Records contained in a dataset
/---

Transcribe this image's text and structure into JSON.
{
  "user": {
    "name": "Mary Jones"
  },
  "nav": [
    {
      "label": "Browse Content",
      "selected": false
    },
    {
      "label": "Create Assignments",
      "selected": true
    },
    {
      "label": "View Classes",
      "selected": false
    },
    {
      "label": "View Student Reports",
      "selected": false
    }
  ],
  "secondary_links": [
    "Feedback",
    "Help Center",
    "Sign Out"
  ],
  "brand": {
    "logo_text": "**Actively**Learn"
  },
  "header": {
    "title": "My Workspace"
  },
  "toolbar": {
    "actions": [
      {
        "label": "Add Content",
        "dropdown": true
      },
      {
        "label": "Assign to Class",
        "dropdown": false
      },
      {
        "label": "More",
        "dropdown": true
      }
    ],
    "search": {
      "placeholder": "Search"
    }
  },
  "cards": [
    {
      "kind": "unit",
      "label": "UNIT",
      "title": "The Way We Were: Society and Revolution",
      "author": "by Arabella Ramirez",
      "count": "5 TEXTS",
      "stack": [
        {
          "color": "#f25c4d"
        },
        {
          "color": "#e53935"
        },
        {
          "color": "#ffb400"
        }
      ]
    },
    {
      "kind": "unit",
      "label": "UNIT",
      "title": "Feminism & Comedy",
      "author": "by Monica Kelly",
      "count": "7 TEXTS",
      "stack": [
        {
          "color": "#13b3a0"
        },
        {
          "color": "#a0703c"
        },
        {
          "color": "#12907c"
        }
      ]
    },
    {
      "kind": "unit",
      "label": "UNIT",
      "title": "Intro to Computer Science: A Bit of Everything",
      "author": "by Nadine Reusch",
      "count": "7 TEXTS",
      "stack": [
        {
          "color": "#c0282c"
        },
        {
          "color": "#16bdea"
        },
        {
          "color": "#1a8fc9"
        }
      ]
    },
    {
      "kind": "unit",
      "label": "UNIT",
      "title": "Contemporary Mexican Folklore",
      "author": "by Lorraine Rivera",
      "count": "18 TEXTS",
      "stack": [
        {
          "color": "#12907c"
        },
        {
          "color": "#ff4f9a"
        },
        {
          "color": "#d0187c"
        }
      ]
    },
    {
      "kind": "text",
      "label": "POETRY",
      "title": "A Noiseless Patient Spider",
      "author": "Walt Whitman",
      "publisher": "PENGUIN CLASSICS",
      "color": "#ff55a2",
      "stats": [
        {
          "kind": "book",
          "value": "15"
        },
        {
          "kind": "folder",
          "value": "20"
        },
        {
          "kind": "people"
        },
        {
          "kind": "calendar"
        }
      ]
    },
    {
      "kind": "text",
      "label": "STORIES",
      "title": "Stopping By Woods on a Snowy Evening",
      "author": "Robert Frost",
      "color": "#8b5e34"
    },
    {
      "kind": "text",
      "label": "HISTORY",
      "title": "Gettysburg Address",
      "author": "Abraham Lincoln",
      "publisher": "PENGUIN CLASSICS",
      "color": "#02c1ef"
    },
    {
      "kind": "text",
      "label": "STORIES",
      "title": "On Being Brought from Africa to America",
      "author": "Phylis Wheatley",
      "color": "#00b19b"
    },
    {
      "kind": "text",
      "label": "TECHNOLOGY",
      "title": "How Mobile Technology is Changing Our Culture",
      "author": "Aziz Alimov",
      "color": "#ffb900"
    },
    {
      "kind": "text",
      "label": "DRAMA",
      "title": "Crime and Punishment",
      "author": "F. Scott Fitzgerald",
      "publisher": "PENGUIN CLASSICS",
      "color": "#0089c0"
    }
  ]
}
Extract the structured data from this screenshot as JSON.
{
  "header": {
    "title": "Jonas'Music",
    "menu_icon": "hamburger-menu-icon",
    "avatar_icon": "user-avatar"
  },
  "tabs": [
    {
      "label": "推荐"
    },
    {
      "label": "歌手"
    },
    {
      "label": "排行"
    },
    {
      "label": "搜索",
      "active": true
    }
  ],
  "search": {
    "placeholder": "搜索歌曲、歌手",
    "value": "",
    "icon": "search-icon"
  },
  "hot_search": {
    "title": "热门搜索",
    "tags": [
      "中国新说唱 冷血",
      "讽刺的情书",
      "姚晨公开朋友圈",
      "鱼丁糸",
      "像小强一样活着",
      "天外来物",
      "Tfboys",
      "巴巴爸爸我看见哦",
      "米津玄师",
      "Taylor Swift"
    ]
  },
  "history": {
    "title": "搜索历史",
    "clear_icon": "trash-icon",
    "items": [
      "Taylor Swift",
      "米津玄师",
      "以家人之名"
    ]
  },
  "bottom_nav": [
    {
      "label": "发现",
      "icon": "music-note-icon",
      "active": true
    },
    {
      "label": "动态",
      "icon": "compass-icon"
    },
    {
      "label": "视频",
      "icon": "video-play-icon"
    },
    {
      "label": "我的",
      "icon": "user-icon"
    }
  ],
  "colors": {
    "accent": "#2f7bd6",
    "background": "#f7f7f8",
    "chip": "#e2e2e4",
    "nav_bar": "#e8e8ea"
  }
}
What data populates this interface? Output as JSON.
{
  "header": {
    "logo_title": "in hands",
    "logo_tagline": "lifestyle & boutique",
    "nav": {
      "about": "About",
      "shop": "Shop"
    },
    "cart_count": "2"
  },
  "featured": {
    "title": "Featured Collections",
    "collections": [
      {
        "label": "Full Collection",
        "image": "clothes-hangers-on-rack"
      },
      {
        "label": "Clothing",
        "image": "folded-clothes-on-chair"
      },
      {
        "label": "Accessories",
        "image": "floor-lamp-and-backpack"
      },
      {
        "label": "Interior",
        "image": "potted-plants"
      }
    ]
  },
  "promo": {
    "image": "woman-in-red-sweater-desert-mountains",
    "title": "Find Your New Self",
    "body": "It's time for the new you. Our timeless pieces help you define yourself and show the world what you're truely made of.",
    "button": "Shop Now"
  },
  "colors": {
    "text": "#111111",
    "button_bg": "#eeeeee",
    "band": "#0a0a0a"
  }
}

\---

> Task statement
The whole listing above needs to be written out again exactly.

> Result for this task
Transcribe this image's text and structure into JSON.
{
  "user": {
    "name": "Mary Jones"
  },
  "nav": [
    {
      "label": "Browse Content",
      "selected": false
    },
    {
      "label": "Create Assignments",
      "selected": true
    },
    {
      "label": "View Classes",
      "selected": false
    },
    {
      "label": "View Student Reports",
      "selected": false
    }
  ],
  "secondary_links": [
    "Feedback",
    "Help Center",
    "Sign Out"
  ],
  "brand": {
    "logo_text": "**Actively**Learn"
  },
  "header": {
    "title": "My Workspace"
  },
  "toolbar": {
    "actions": [
      {
        "label": "Add Content",
        "dropdown": true
      },
      {
        "label": "Assign to Class",
        "dropdown": false
      },
      {
        "label": "More",
        "dropdown": true
      }
    ],
    "search": {
      "placeholder": "Search"
    }
  },
  "cards": [
    {
      "kind": "unit",
      "label": "UNIT",
      "title": "The Way We Were: Society and Revolution",
      "author": "by Arabella Ramirez",
      "count": "5 TEXTS",
      "stack": [
        {
          "color": "#f25c4d"
        },
        {
          "color": "#e53935"
        },
        {
          "color": "#ffb400"
        }
      ]
    },
    {
      "kind": "unit",
      "label": "UNIT",
      "title": "Feminism & Comedy",
      "author": "by Monica Kelly",
      "count": "7 TEXTS",
      "stack": [
        {
          "color": "#13b3a0"
        },
        {
          "color": "#a0703c"
        },
        {
          "color": "#12907c"
        }
      ]
    },
    {
      "kind": "unit",
      "label": "UNIT",
      "title": "Intro to Computer Science: A Bit of Everything",
      "author": "by Nadine Reusch",
      "count": "7 TEXTS",
      "stack": [
        {
          "color": "#c0282c"
        },
        {
          "color": "#16bdea"
        },
        {
          "color": "#1a8fc9"
        }
      ]
    },
    {
      "kind": "unit",
      "label": "UNIT",
      "title": "Contemporary Mexican Folklore",
      "author": "by Lorraine Rivera",
      "count": "18 TEXTS",
      "stack": [
        {
          "color": "#12907c"
        },
        {
          "color": "#ff4f9a"
        },
        {
          "color": "#d0187c"
        }
      ]
    },
    {
      "kind": "text",
      "label": "POETRY",
      "title": "A Noiseless Patient Spider",
      "author": "Walt Whitman",
      "publisher": "PENGUIN CLASSICS",
      "color": "#ff55a2",
      "stats": [
        {
          "kind": "book",
          "value": "15"
        },
        {
          "kind": "folder",
          "value": "20"
        },
        {
          "kind": "people"
        },
        {
          "kind": "calendar"
        }
      ]
    },
    {
      "kind": "text",
      "label": "STORIES",
      "title": "Stopping By Woods on a Snowy Evening",
      "author": "Robert Frost",
      "color": "#8b5e34"
    },
    {
      "kind": "text",
      "label": "HISTORY",
      "title": "Gettysburg Address",
      "author": "Abraham Lincoln",
      "publisher": "PENGUIN CLASSICS",
      "color": "#02c1ef"
    },
    {
      "kind": "text",
      "label": "STORIES",
      "title": "On Being Brought from Africa to America",
      "author": "Phylis Wheatley",
      "color": "#00b19b"
    },
    {
      "kind": "text",
      "label": "TECHNOLOGY",
      "title": "How Mobile Technology is Changing Our Culture",
      "author": "Aziz Alimov",
      "color": "#ffb900"
    },
    {
      "kind": "text",
      "label": "DRAMA",
      "title": "Crime and Punishment",
      "author": "F. Scott Fitzgerald",
      "publisher": "PENGUIN CLASSICS",
      "color": "#0089c0"
    }
  ]
}
Extract the structured data from this screenshot as JSON.
{
  "header": {
    "title": "Jonas'Music",
    "menu_icon": "hamburger-menu-icon",
    "avatar_icon": "user-avatar"
  },
  "tabs": [
    {
      "label": "推荐"
    },
    {
      "label": "歌手"
    },
    {
      "label": "排行"
    },
    {
      "label": "搜索",
      "active": true
    }
  ],
  "search": {
    "placeholder": "搜索歌曲、歌手",
    "value": "",
    "icon": "search-icon"
  },
  "hot_search": {
    "title": "热门搜索",
    "tags": [
      "中国新说唱 冷血",
      "讽刺的情书",
      "姚晨公开朋友圈",
      "鱼丁糸",
      "像小强一样活着",
      "天外来物",
      "Tfboys",
      "巴巴爸爸我看见哦",
      "米津玄师",
      "Taylor Swift"
    ]
  },
  "history": {
    "title": "搜索历史",
    "clear_icon": "trash-icon",
    "items": [
      "Taylor Swift",
      "米津玄师",
      "以家人之名"
    ]
  },
  "bottom_nav": [
    {
      "label": "发现",
      "icon": "music-note-icon",
      "active": true
    },
    {
      "label": "动态",
      "icon": "compass-icon"
    },
    {
      "label": "视频",
      "icon": "video-play-icon"
    },
    {
      "label": "我的",
      "icon": "user-icon"
    }
  ],
  "colors": {
    "accent": "#2f7bd6",
    "background": "#f7f7f8",
    "chip": "#e2e2e4",
    "nav_bar": "#e8e8ea"
  }
}
What data populates this interface? Output as JSON.
{
  "header": {
    "logo_title": "in hands",
    "logo_tagline": "lifestyle & boutique",
    "nav": {
      "about": "About",
      "shop": "Shop"
    },
    "cart_count": "2"
  },
  "featured": {
    "title": "Featured Collections",
    "collections": [
      {
        "label": "Full Collection",
        "image": "clothes-hangers-on-rack"
      },
      {
        "label": "Clothing",
        "image": "folded-clothes-on-chair"
      },
      {
        "label": "Accessories",
        "image": "floor-lamp-and-backpack"
      },
      {
        "label": "Interior",
        "image": "potted-plants"
      }
    ]
  },
  "promo": {
    "image": "woman-in-red-sweater-desert-mountains",
    "title": "Find Your New Self",
    "body": "It's time for the new you. Our timeless pieces help you define yourself and show the world what you're truely made of.",
    "button": "Shop Now"
  },
  "colors": {
    "text": "#111111",
    "button_bg": "#eeeeee",
    "band": "#0a0a0a"
  }
}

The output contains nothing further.